• [EXERCISE DIRECTIONS]: Reproduce the rows below word for word, leaving out the pictures.

• [DATA SUPPLIED]:
# # # #

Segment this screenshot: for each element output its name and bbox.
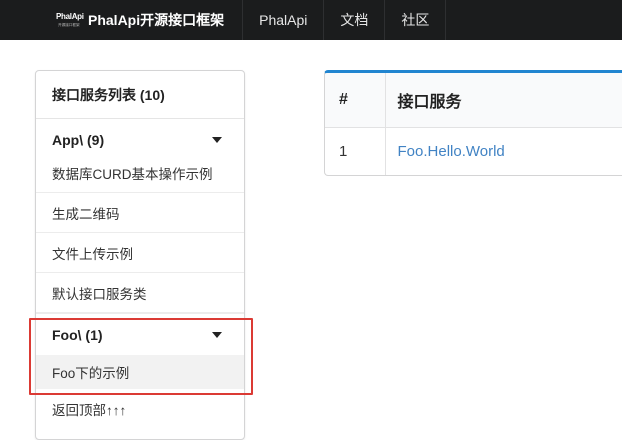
table-row: 1 Foo.Hello.World bbox=[325, 127, 622, 175]
group-title-foo-label: Foo\ (1) bbox=[52, 326, 103, 343]
sidebar-item-default-service[interactable]: 默认接口服务类 bbox=[36, 273, 244, 313]
back-to-top-link[interactable]: 返回顶部↑↑↑ bbox=[36, 389, 244, 429]
column-header-number: # bbox=[325, 73, 386, 128]
logo-text: PhalApi bbox=[56, 12, 84, 21]
api-service-sidebar: 接口服务列表 (10) App\ (9) 数据库CURD基本操作示例 生成二维码… bbox=[35, 70, 245, 440]
caret-down-icon[interactable] bbox=[212, 331, 222, 338]
sidebar-item-foo-example[interactable]: Foo下的示例 bbox=[36, 355, 244, 389]
row-number: 1 bbox=[325, 127, 386, 175]
brand[interactable]: PhalApi 开源接口框架 PhalApi开源接口框架 bbox=[0, 0, 244, 40]
caret-down-icon[interactable] bbox=[212, 137, 222, 143]
group-title-foo[interactable]: Foo\ (1) bbox=[36, 313, 244, 355]
service-table-card: # 接口服务 1 Foo.Hello.World bbox=[324, 70, 622, 176]
brand-title[interactable]: PhalApi开源接口框架 bbox=[88, 10, 224, 30]
nav-item-phalapi[interactable]: PhalApi bbox=[243, 0, 325, 40]
column-header-service: 接口服务 bbox=[385, 73, 622, 128]
service-cell: Foo.Hello.World bbox=[385, 127, 622, 175]
logo-subtext: 开源接口框架 bbox=[58, 22, 80, 27]
table-header-row: # 接口服务 bbox=[325, 73, 622, 128]
nav-item-docs[interactable]: 文档 bbox=[324, 0, 386, 40]
service-link[interactable]: Foo.Hello.World bbox=[398, 143, 505, 160]
sidebar-header: 接口服务列表 (10) bbox=[36, 71, 244, 119]
sidebar-item-file-upload[interactable]: 文件上传示例 bbox=[36, 233, 244, 273]
sidebar-item-qrcode[interactable]: 生成二维码 bbox=[36, 193, 244, 233]
service-table: # 接口服务 1 Foo.Hello.World bbox=[325, 73, 622, 175]
group-title-app-label: App\ (9) bbox=[52, 132, 105, 148]
nav-item-community[interactable]: 社区 bbox=[385, 0, 447, 40]
group-title-app[interactable]: App\ (9) bbox=[36, 119, 244, 161]
sidebar-item-curd-example[interactable]: 数据库CURD基本操作示例 bbox=[36, 161, 244, 193]
phalapi-logo: PhalApi 开源接口框架 bbox=[56, 11, 84, 29]
top-nav-bar: PhalApi 开源接口框架 PhalApi开源接口框架 PhalApi 文档 … bbox=[0, 0, 622, 40]
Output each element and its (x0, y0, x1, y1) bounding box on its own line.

# # # #

• [CORRECT ANSWER]:
Segment this screenshot: for each element output its name and bbox.
table-row: 1 Foo.Hello.World bbox=[325, 127, 622, 175]
group-title-foo-label: Foo\ (1) bbox=[52, 326, 103, 343]
sidebar-item-default-service[interactable]: 默认接口服务类 bbox=[36, 273, 244, 313]
back-to-top-link[interactable]: 返回顶部↑↑↑ bbox=[36, 389, 244, 429]
column-header-number: # bbox=[325, 73, 386, 128]
logo-text: PhalApi bbox=[56, 12, 84, 21]
api-service-sidebar: 接口服务列表 (10) App\ (9) 数据库CURD基本操作示例 生成二维码… bbox=[35, 70, 245, 440]
caret-down-icon[interactable] bbox=[212, 331, 222, 338]
sidebar-item-foo-example[interactable]: Foo下的示例 bbox=[36, 355, 244, 389]
row-number: 1 bbox=[325, 127, 386, 175]
brand[interactable]: PhalApi 开源接口框架 PhalApi开源接口框架 bbox=[0, 0, 244, 40]
caret-down-icon[interactable] bbox=[212, 137, 222, 143]
group-title-foo[interactable]: Foo\ (1) bbox=[36, 313, 244, 355]
service-table-card: # 接口服务 1 Foo.Hello.World bbox=[324, 70, 622, 176]
brand-title[interactable]: PhalApi开源接口框架 bbox=[88, 10, 224, 30]
nav-item-phalapi[interactable]: PhalApi bbox=[243, 0, 325, 40]
column-header-service: 接口服务 bbox=[385, 73, 622, 128]
service-cell: Foo.Hello.World bbox=[385, 127, 622, 175]
logo-subtext: 开源接口框架 bbox=[58, 22, 80, 27]
table-header-row: # 接口服务 bbox=[325, 73, 622, 128]
nav-item-docs[interactable]: 文档 bbox=[324, 0, 386, 40]
service-link[interactable]: Foo.Hello.World bbox=[398, 143, 505, 160]
sidebar-header: 接口服务列表 (10) bbox=[36, 71, 244, 119]
sidebar-item-file-upload[interactable]: 文件上传示例 bbox=[36, 233, 244, 273]
sidebar-item-qrcode[interactable]: 生成二维码 bbox=[36, 193, 244, 233]
service-table: # 接口服务 1 Foo.Hello.World bbox=[325, 73, 622, 175]
group-title-app-label: App\ (9) bbox=[52, 132, 105, 148]
nav-item-community[interactable]: 社区 bbox=[385, 0, 447, 40]
group-title-app[interactable]: App\ (9) bbox=[36, 119, 244, 161]
sidebar-item-curd-example[interactable]: 数据库CURD基本操作示例 bbox=[36, 161, 244, 193]
phalapi-logo: PhalApi 开源接口框架 bbox=[56, 11, 84, 29]
top-nav-bar: PhalApi 开源接口框架 PhalApi开源接口框架 PhalApi 文档 … bbox=[0, 0, 622, 40]
Output each element and its (x0, y0, x1, y1) bounding box on its own line.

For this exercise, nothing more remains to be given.